··· PROVIDED RECORDS
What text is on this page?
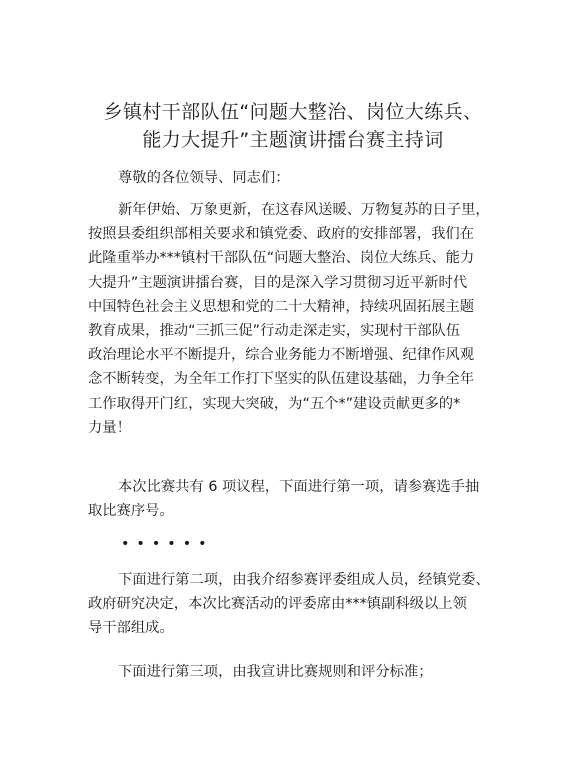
乡镇村干部队伍“问题大整治、岗位大练兵、
能力大提升”主题演讲擂台赛主持词
尊敬的各位领导、同志们：
新年伊始、万象更新，在这春风送暖、万物复苏的日子里，
按照县委组织部相关要求和镇党委、政府的安排部署，我们在
此隆重举办***镇村干部队伍“问题大整治、岗位大练兵、能力
大提升”主题演讲擂台赛，目的是深入学习贯彻习近平新时代
中国特色社会主义思想和党的二十大精神，持续巩固拓展主题
教育成果，推动“三抓三促”行动走深走实，实现村干部队伍
政治理论水平不断提升，综合业务能力不断增强、纪律作风观
念不断转变，为全年工作打下坚实的队伍建设基础，力争全年
工作取得开门红，实现大突破，为“五个*”建设贡献更多的*
力量！
本次比赛共有 6 项议程，下面进行第一项，请参赛选手抽
取比赛序号。
••••••
下面进行第二项，由我介绍参赛评委组成人员，经镇党委、
政府研究决定，本次比赛活动的评委席由***镇副科级以上领
导干部组成。
下面进行第三项，由我宣讲比赛规则和评分标准；
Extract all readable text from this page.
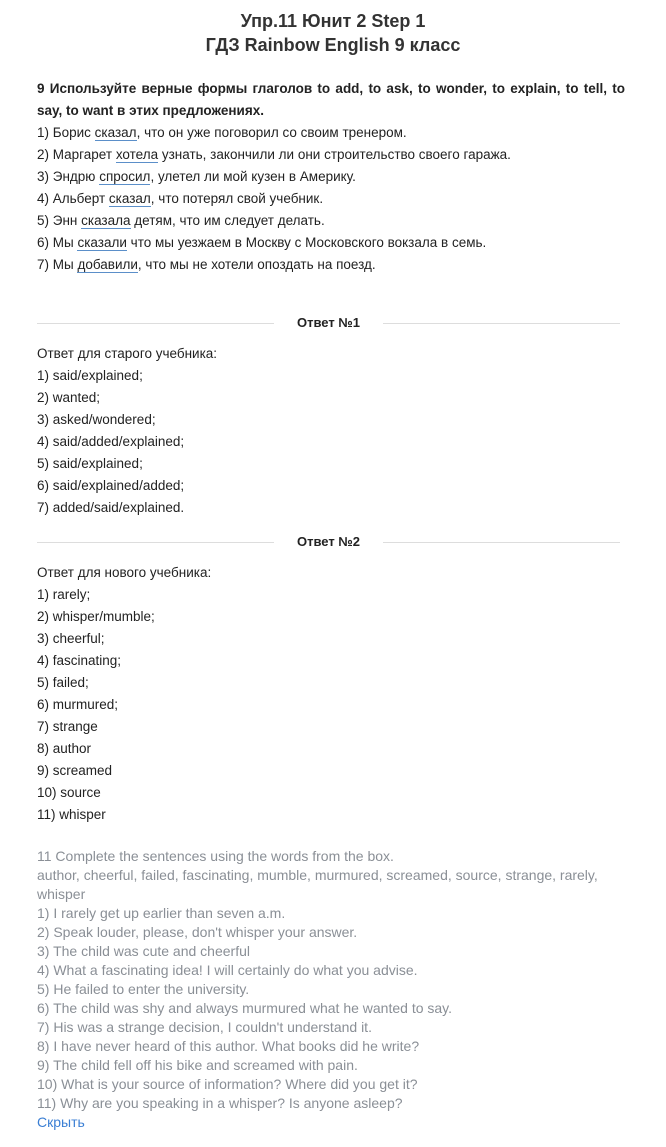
Упр.11 Юнит 2 Step 1
ГДЗ Rainbow English 9 класс
9 Используйте верные формы глаголов to add, to ask, to wonder, to explain, to tell, to say, to want в этих предложениях.
1) Борис сказал, что он уже поговорил со своим тренером.
2) Маргарет хотела узнать, закончили ли они строительство своего гаража.
3) Эндрю спросил, улетел ли мой кузен в Америку.
4) Альберт сказал, что потерял свой учебник.
5) Энн сказала детям, что им следует делать.
6) Мы сказали что мы уезжаем в Москву с Московского вокзала в семь.
7) Мы добавили, что мы не хотели опоздать на поезд.
Ответ №1
Ответ для старого учебника:
1) said/explained;
2) wanted;
3) asked/wondered;
4) said/added/explained;
5) said/explained;
6) said/explained/added;
7) added/said/explained.
Ответ №2
Ответ для нового учебника:
1) rarely;
2) whisper/mumble;
3) cheerful;
4) fascinating;
5) failed;
6) murmured;
7) strange
8) author
9) screamed
10) source
11) whisper
11 Complete the sentences using the words from the box.
author, cheerful, failed, fascinating, mumble, murmured, screamed, source, strange, rarely, whisper
1) I rarely get up earlier than seven a.m.
2) Speak louder, please, don't whisper your answer.
3) The child was cute and cheerful
4) What a fascinating idea! I will certainly do what you advise.
5) He failed to enter the university.
6) The child was shy and always murmured what he wanted to say.
7) His was a strange decision, I couldn't understand it.
8) I have never heard of this author. What books did he write?
9) The child fell off his bike and screamed with pain.
10) What is your source of information? Where did you get it?
11) Why are you speaking in a whisper? Is anyone asleep?
Скрыть
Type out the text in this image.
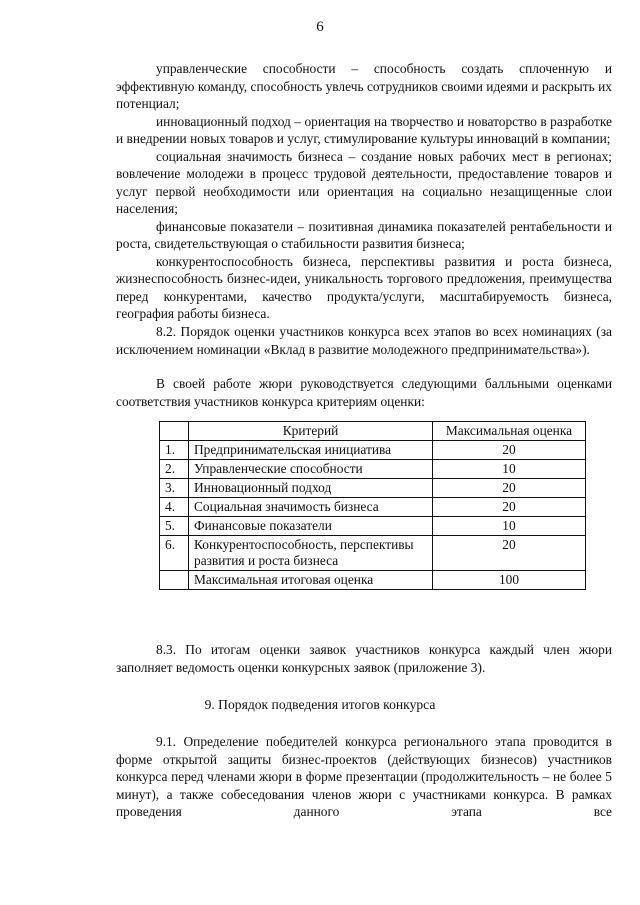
6

управленческие способности – способность создать сплоченную и эффективную команду, способность увлечь сотрудников своими идеями и раскрыть их потенциал;

инновационный подход – ориентация на творчество и новаторство в разработке и внедрении новых товаров и услуг, стимулирование культуры инноваций в компании;

социальная значимость бизнеса – создание новых рабочих мест в регионах; вовлечение молодежи в процесс трудовой деятельности, предоставление товаров и услуг первой необходимости или ориентация на социально незащищенные слои населения;

финансовые показатели – позитивная динамика показателей рентабельности и роста, свидетельствующая о стабильности развития бизнеса;

конкурентоспособность бизнеса, перспективы развития и роста бизнеса, жизнеспособность бизнес-идеи, уникальность торгового предложения, преимущества перед конкурентами, качество продукта/услуги, масштабируемость бизнеса, география работы бизнеса.

8.2. Порядок оценки участников конкурса всех этапов во всех номинациях (за исключением номинации «Вклад в развитие молодежного предпринимательства»).

В своей работе жюри руководствуется следующими балльными оценками соответствия участников конкурса критериям оценки:

	Критерий	Максимальная оценка
1.	Предпринимательская инициатива	20
2.	Управленческие способности	10
3.	Инновационный подход	20
4.	Социальная значимость бизнеса	20
5.	Финансовые показатели	10
6.	Конкурентоспособность, перспективы развития и роста бизнеса	20
	Максимальная итоговая оценка	100

8.3. По итогам оценки заявок участников конкурса каждый член жюри заполняет ведомость оценки конкурсных заявок (приложение 3).

9. Порядок подведения итогов конкурса

9.1. Определение победителей конкурса регионального этапа проводится в форме открытой защиты бизнес-проектов (действующих бизнесов) участников конкурса перед членами жюри в форме презентации (продолжительность – не более 5 минут), а также собеседования членов жюри с участниками конкурса. В рамках проведения данного этапа все
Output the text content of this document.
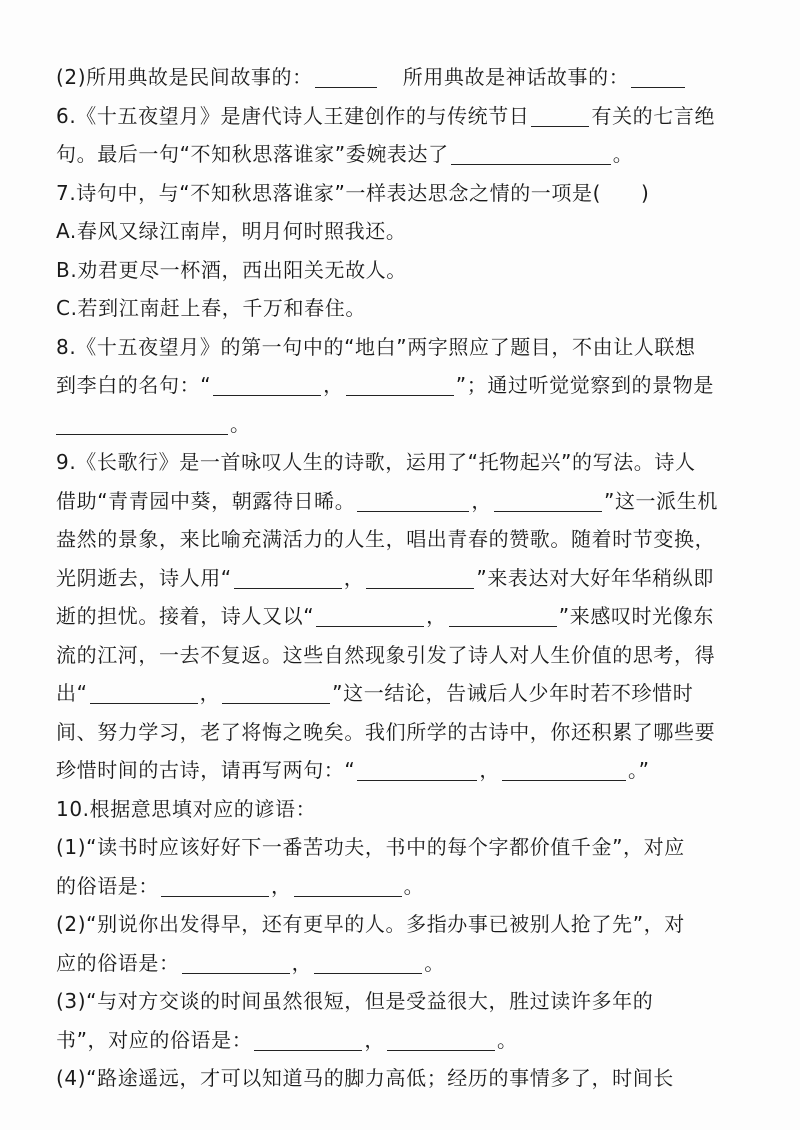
(2)所用典故是民间故事的：	所用典故是神话故事的：
6.《十五夜望月》是唐代诗人王建创作的与传统节日	有关的七言绝
句。最后一句“不知秋思落谁家”委婉表达了	。
7.诗句中，与“不知秋思落谁家”一样表达思念之情的一项是( )
A.春风又绿江南岸，明月何时照我还。
B.劝君更尽一杯酒，西出阳关无故人。
C.若到江南赶上春，千万和春住。
8.《十五夜望月》的第一句中的“地白”两字照应了题目，不由让人联想
到李白的名句：“	，	”；通过听觉觉察到的景物是
。
9.《长歌行》是一首咏叹人生的诗歌，运用了“托物起兴”的写法。诗人
借助“青青园中葵，朝露待日晞。	，	”这一派生机
盎然的景象，来比喻充满活力的人生，唱出青春的赞歌。随着时节变换，
光阴逝去，诗人用“	，	”来表达对大好年华稍纵即
逝的担忧。接着，诗人又以“	，	”来感叹时光像东
流的江河，一去不复返。这些自然现象引发了诗人对人生价值的思考，得
出“	，	”这一结论，告诫后人少年时若不珍惜时
间、努力学习，老了将悔之晚矣。我们所学的古诗中，你还积累了哪些要
珍惜时间的古诗，请再写两句：“	，	。”
10.根据意思填对应的谚语：
(1)“读书时应该好好下一番苦功夫，书中的每个字都价值千金”，对应
的俗语是：	，	。
(2)“别说你出发得早，还有更早的人。多指办事已被别人抢了先”，对
应的俗语是：	，	。
(3)“与对方交谈的时间虽然很短，但是受益很大，胜过读许多年的
书”，对应的俗语是：	，	。
(4)“路途遥远，才可以知道马的脚力高低；经历的事情多了，时间长
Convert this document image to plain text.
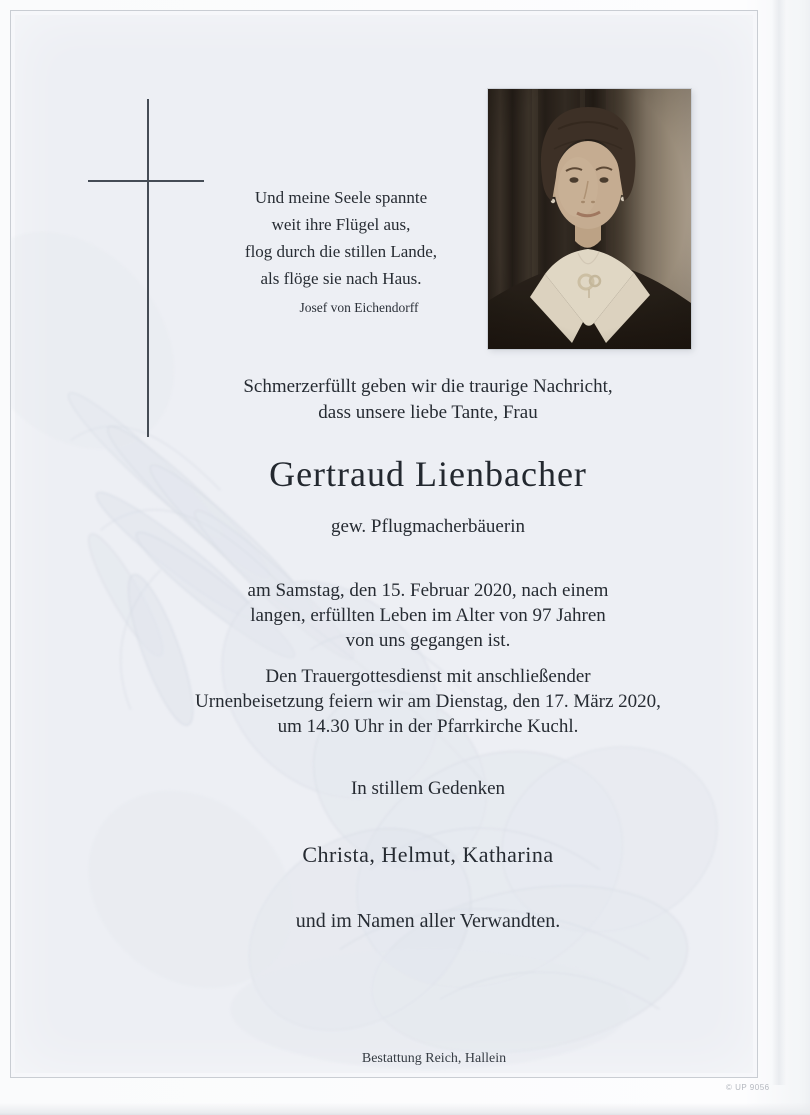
Und meine Seele spannte
weit ihre Flügel aus,
flog durch die stillen Lande,
als flöge sie nach Haus.
Josef von Eichendorff
Schmerzerfüllt geben wir die traurige Nachricht,
dass unsere liebe Tante, Frau
Gertraud Lienbacher
gew. Pflugmacherbäuerin
am Samstag, den 15. Februar 2020, nach einem
langen, erfüllten Leben im Alter von 97 Jahren
von uns gegangen ist.
Den Trauergottesdienst mit anschließender
Urnenbeisetzung feiern wir am Dienstag, den 17. März 2020,
um 14.30 Uhr in der Pfarrkirche Kuchl.
In stillem Gedenken
Christa, Helmut, Katharina
und im Namen aller Verwandten.
Bestattung Reich, Hallein
© UP 9056
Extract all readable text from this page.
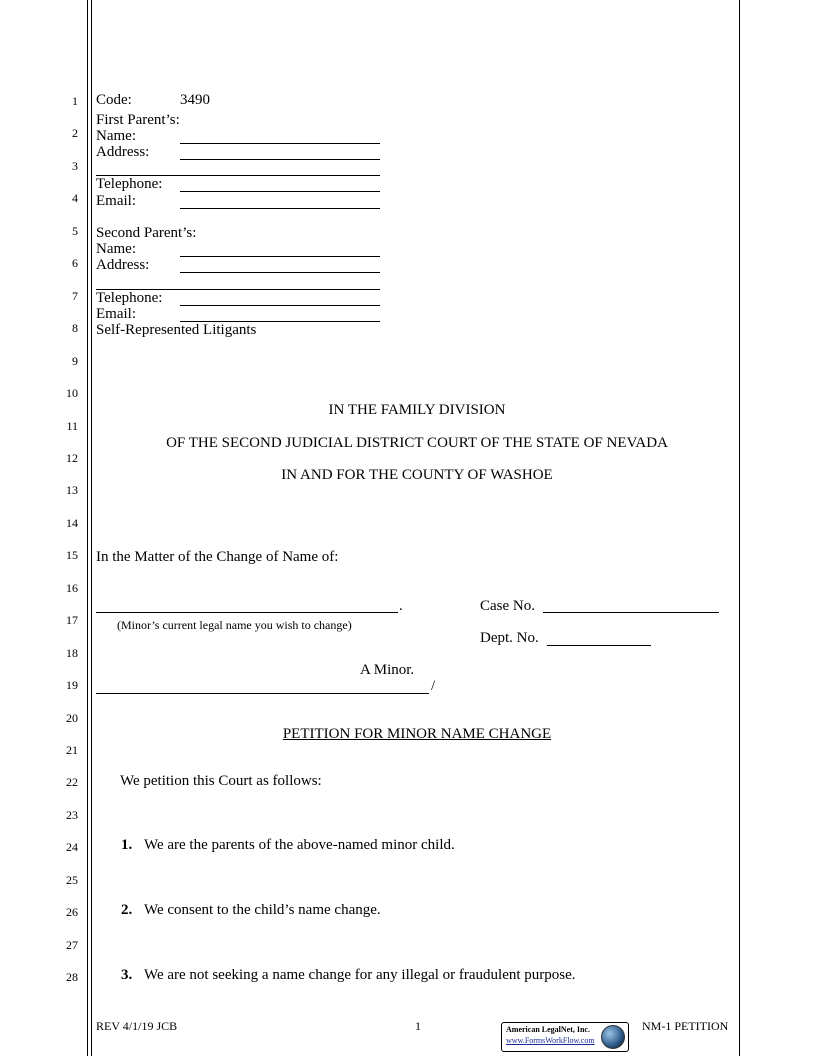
1
2
3
4
5
6
7
8
9
10
11
12
13
14
15
16
17
18
19
20
21
22
23
24
25
26
27
28
Code:	3490
First Parent’s:
Name:
Address:
Telephone:
Email:
Second Parent’s:
Name:
Address:
Telephone:
Email:
Self-Represented Litigants
IN THE FAMILY DIVISION
OF THE SECOND JUDICIAL DISTRICT COURT OF THE STATE OF NEVADA
IN AND FOR THE COUNTY OF WASHOE
In the Matter of the Change of Name of:
.
(Minor’s current legal name you wish to change)
Case No.
Dept. No.
A Minor.
/
PETITION FOR MINOR NAME CHANGE
We petition this Court as follows:
1. We are the parents of the above-named minor child.
2. We consent to the child’s name change.
3. We are not seeking a name change for any illegal or fraudulent purpose.
REV 4/1/19 JCB	1	American LegalNet, Inc.
www.FormsWorkFlow.com
NM-1 PETITION
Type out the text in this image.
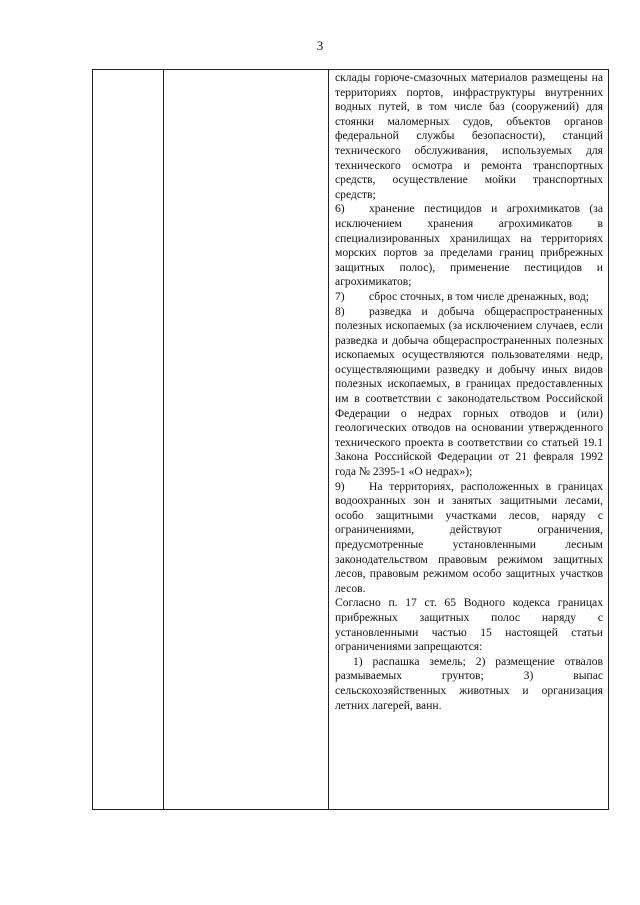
3

склады горюче-смазочных материалов размещены на территориях портов, инфраструктуры внутренних водных путей, в том числе баз (сооружений) для стоянки маломерных судов, объектов органов федеральной службы безопасности), станций технического обслуживания, используемых для технического осмотра и ремонта транспортных средств, осуществление мойки транспортных средств;

6) хранение пестицидов и агрохимикатов (за исключением хранения агрохимикатов в специализированных хранилищах на территориях морских портов за пределами границ прибрежных защитных полос), применение пестицидов и агрохимикатов;

7) сброс сточных, в том числе дренажных, вод;

8) разведка и добыча общераспространенных полезных ископаемых (за исключением случаев, если разведка и добыча общераспространенных полезных ископаемых осуществляются пользователями недр, осуществляющими разведку и добычу иных видов полезных ископаемых, в границах предоставленных им в соответствии с законодательством Российской Федерации о недрах горных отводов и (или) геологических отводов на основании утвержденного технического проекта в соответствии со статьей 19.1 Закона Российской Федерации от 21 февраля 1992 года № 2395-1 «О недрах»);

9) На территориях, расположенных в границах водоохранных зон и занятых защитными лесами, особо защитными участками лесов, наряду с ограничениями, действуют ограничения, предусмотренные установленными лесным законодательством правовым режимом защитных лесов, правовым режимом особо защитных участков лесов.

Согласно п. 17 ст. 65 Водного кодекса границах прибрежных защитных полос наряду с установленными частью 15 настоящей статьи ограничениями запрещаются:

1) распашка земель; 2) размещение отвалов размываемых грунтов; 3) выпас сельскохозяйственных животных и организация летних лагерей, ванн.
······
* _INSTRUCTIONS TO FOLLOW_:
Lines that include the word "failed" — how many are there in the data? Answer with the number alone.

* _WRITTEN ANSWER_:
3